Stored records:
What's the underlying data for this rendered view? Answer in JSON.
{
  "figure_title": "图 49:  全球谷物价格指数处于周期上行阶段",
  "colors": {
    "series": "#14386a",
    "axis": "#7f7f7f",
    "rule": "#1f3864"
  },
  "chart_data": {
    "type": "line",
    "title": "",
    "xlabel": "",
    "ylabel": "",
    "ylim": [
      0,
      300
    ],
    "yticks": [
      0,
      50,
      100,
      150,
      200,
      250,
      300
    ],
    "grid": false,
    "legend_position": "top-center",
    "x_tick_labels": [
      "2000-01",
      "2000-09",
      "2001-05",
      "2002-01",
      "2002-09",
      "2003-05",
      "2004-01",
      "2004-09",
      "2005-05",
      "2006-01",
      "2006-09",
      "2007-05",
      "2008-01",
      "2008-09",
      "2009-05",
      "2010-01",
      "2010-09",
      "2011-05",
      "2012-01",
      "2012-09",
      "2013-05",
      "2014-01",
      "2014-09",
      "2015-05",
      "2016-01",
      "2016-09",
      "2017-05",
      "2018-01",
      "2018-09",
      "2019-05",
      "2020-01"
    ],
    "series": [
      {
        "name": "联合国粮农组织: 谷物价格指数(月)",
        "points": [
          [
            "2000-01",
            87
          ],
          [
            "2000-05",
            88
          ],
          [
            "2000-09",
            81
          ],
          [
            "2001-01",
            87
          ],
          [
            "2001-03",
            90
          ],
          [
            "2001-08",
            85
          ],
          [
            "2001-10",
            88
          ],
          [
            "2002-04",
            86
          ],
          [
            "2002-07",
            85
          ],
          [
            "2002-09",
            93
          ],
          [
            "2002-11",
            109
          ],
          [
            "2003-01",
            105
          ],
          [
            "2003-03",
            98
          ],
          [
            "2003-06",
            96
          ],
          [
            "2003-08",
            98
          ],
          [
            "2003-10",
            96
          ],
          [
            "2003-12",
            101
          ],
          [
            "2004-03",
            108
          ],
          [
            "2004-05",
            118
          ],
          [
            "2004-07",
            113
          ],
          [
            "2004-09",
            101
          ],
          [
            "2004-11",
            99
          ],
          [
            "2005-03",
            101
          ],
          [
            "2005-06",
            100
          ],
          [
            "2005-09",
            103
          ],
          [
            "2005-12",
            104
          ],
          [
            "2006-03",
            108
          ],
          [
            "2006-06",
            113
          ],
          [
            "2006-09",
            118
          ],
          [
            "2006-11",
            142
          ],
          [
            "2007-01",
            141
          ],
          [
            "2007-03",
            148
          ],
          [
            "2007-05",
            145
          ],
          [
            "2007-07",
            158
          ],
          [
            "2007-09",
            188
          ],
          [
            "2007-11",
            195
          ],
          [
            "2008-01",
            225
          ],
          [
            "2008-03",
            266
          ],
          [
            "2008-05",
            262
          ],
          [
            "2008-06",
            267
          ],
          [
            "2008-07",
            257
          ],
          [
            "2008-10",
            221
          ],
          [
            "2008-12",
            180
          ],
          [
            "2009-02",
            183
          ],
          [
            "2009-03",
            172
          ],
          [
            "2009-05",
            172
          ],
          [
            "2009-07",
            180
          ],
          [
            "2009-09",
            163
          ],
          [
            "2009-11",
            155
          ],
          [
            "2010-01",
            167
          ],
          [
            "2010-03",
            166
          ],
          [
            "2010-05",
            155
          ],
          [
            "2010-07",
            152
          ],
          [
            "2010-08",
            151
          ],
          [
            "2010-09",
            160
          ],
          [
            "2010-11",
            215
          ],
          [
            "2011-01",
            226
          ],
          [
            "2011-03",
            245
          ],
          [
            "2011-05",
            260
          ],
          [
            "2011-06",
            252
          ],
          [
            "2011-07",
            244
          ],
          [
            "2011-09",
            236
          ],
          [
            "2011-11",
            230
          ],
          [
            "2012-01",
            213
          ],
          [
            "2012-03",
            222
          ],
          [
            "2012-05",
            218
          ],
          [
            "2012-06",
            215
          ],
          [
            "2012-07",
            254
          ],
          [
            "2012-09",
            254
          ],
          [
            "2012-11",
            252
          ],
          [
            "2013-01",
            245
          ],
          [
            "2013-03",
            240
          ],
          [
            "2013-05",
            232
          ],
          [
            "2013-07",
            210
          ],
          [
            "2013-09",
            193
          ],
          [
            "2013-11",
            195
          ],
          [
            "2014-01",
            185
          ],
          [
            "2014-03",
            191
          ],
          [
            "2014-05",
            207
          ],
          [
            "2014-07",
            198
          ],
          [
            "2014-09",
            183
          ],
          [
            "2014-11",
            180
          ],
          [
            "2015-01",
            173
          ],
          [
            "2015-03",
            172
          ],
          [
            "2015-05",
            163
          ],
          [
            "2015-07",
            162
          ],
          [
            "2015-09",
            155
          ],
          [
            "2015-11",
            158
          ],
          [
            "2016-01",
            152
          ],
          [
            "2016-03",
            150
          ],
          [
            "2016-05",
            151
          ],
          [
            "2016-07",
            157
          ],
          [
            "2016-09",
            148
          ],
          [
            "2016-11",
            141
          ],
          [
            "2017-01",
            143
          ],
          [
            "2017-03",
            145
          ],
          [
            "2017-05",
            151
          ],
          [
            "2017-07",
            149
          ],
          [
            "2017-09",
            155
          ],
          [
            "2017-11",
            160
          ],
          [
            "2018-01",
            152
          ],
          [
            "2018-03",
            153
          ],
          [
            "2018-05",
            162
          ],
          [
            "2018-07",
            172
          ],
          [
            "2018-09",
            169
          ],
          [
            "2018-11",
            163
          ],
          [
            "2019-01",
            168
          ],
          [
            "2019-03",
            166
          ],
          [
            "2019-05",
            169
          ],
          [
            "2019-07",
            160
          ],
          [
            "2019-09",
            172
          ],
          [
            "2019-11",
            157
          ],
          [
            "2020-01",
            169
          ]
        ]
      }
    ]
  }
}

» Challenge
Faithfully copy every entry, leaving nothing out.

» Output
What's the underlying data for this rendered view? Answer in JSON.
{
  "figure_title": "图 49:  全球谷物价格指数处于周期上行阶段",
  "colors": {
    "series": "#14386a",
    "axis": "#7f7f7f",
    "rule": "#1f3864"
  },
  "chart_data": {
    "type": "line",
    "title": "",
    "xlabel": "",
    "ylabel": "",
    "ylim": [
      0,
      300
    ],
    "yticks": [
      0,
      50,
      100,
      150,
      200,
      250,
      300
    ],
    "grid": false,
    "legend_position": "top-center",
    "x_tick_labels": [
      "2000-01",
      "2000-09",
      "2001-05",
      "2002-01",
      "2002-09",
      "2003-05",
      "2004-01",
      "2004-09",
      "2005-05",
      "2006-01",
      "2006-09",
      "2007-05",
      "2008-01",
      "2008-09",
      "2009-05",
      "2010-01",
      "2010-09",
      "2011-05",
      "2012-01",
      "2012-09",
      "2013-05",
      "2014-01",
      "2014-09",
      "2015-05",
      "2016-01",
      "2016-09",
      "2017-05",
      "2018-01",
      "2018-09",
      "2019-05",
      "2020-01"
    ],
    "series": [
      {
        "name": "联合国粮农组织: 谷物价格指数(月)",
        "points": [
          [
            "2000-01",
            87
          ],
          [
            "2000-05",
            88
          ],
          [
            "2000-09",
            81
          ],
          [
            "2001-01",
            87
          ],
          [
            "2001-03",
            90
          ],
          [
            "2001-08",
            85
          ],
          [
            "2001-10",
            88
          ],
          [
            "2002-04",
            86
          ],
          [
            "2002-07",
            85
          ],
          [
            "2002-09",
            93
          ],
          [
            "2002-11",
            109
          ],
          [
            "2003-01",
            105
          ],
          [
            "2003-03",
            98
          ],
          [
            "2003-06",
            96
          ],
          [
            "2003-08",
            98
          ],
          [
            "2003-10",
            96
          ],
          [
            "2003-12",
            101
          ],
          [
            "2004-03",
            108
          ],
          [
            "2004-05",
            118
          ],
          [
            "2004-07",
            113
          ],
          [
            "2004-09",
            101
          ],
          [
            "2004-11",
            99
          ],
          [
            "2005-03",
            101
          ],
          [
            "2005-06",
            100
          ],
          [
            "2005-09",
            103
          ],
          [
            "2005-12",
            104
          ],
          [
            "2006-03",
            108
          ],
          [
            "2006-06",
            113
          ],
          [
            "2006-09",
            118
          ],
          [
            "2006-11",
            142
          ],
          [
            "2007-01",
            141
          ],
          [
            "2007-03",
            148
          ],
          [
            "2007-05",
            145
          ],
          [
            "2007-07",
            158
          ],
          [
            "2007-09",
            188
          ],
          [
            "2007-11",
            195
          ],
          [
            "2008-01",
            225
          ],
          [
            "2008-03",
            266
          ],
          [
            "2008-05",
            262
          ],
          [
            "2008-06",
            267
          ],
          [
            "2008-07",
            257
          ],
          [
            "2008-10",
            221
          ],
          [
            "2008-12",
            180
          ],
          [
            "2009-02",
            183
          ],
          [
            "2009-03",
            172
          ],
          [
            "2009-05",
            172
          ],
          [
            "2009-07",
            180
          ],
          [
            "2009-09",
            163
          ],
          [
            "2009-11",
            155
          ],
          [
            "2010-01",
            167
          ],
          [
            "2010-03",
            166
          ],
          [
            "2010-05",
            155
          ],
          [
            "2010-07",
            152
          ],
          [
            "2010-08",
            151
          ],
          [
            "2010-09",
            160
          ],
          [
            "2010-11",
            215
          ],
          [
            "2011-01",
            226
          ],
          [
            "2011-03",
            245
          ],
          [
            "2011-05",
            260
          ],
          [
            "2011-06",
            252
          ],
          [
            "2011-07",
            244
          ],
          [
            "2011-09",
            236
          ],
          [
            "2011-11",
            230
          ],
          [
            "2012-01",
            213
          ],
          [
            "2012-03",
            222
          ],
          [
            "2012-05",
            218
          ],
          [
            "2012-06",
            215
          ],
          [
            "2012-07",
            254
          ],
          [
            "2012-09",
            254
          ],
          [
            "2012-11",
            252
          ],
          [
            "2013-01",
            245
          ],
          [
            "2013-03",
            240
          ],
          [
            "2013-05",
            232
          ],
          [
            "2013-07",
            210
          ],
          [
            "2013-09",
            193
          ],
          [
            "2013-11",
            195
          ],
          [
            "2014-01",
            185
          ],
          [
            "2014-03",
            191
          ],
          [
            "2014-05",
            207
          ],
          [
            "2014-07",
            198
          ],
          [
            "2014-09",
            183
          ],
          [
            "2014-11",
            180
          ],
          [
            "2015-01",
            173
          ],
          [
            "2015-03",
            172
          ],
          [
            "2015-05",
            163
          ],
          [
            "2015-07",
            162
          ],
          [
            "2015-09",
            155
          ],
          [
            "2015-11",
            158
          ],
          [
            "2016-01",
            152
          ],
          [
            "2016-03",
            150
          ],
          [
            "2016-05",
            151
          ],
          [
            "2016-07",
            157
          ],
          [
            "2016-09",
            148
          ],
          [
            "2016-11",
            141
          ],
          [
            "2017-01",
            143
          ],
          [
            "2017-03",
            145
          ],
          [
            "2017-05",
            151
          ],
          [
            "2017-07",
            149
          ],
          [
            "2017-09",
            155
          ],
          [
            "2017-11",
            160
          ],
          [
            "2018-01",
            152
          ],
          [
            "2018-03",
            153
          ],
          [
            "2018-05",
            162
          ],
          [
            "2018-07",
            172
          ],
          [
            "2018-09",
            169
          ],
          [
            "2018-11",
            163
          ],
          [
            "2019-01",
            168
          ],
          [
            "2019-03",
            166
          ],
          [
            "2019-05",
            169
          ],
          [
            "2019-07",
            160
          ],
          [
            "2019-09",
            172
          ],
          [
            "2019-11",
            157
          ],
          [
            "2020-01",
            169
          ]
        ]
      }
    ]
  }
}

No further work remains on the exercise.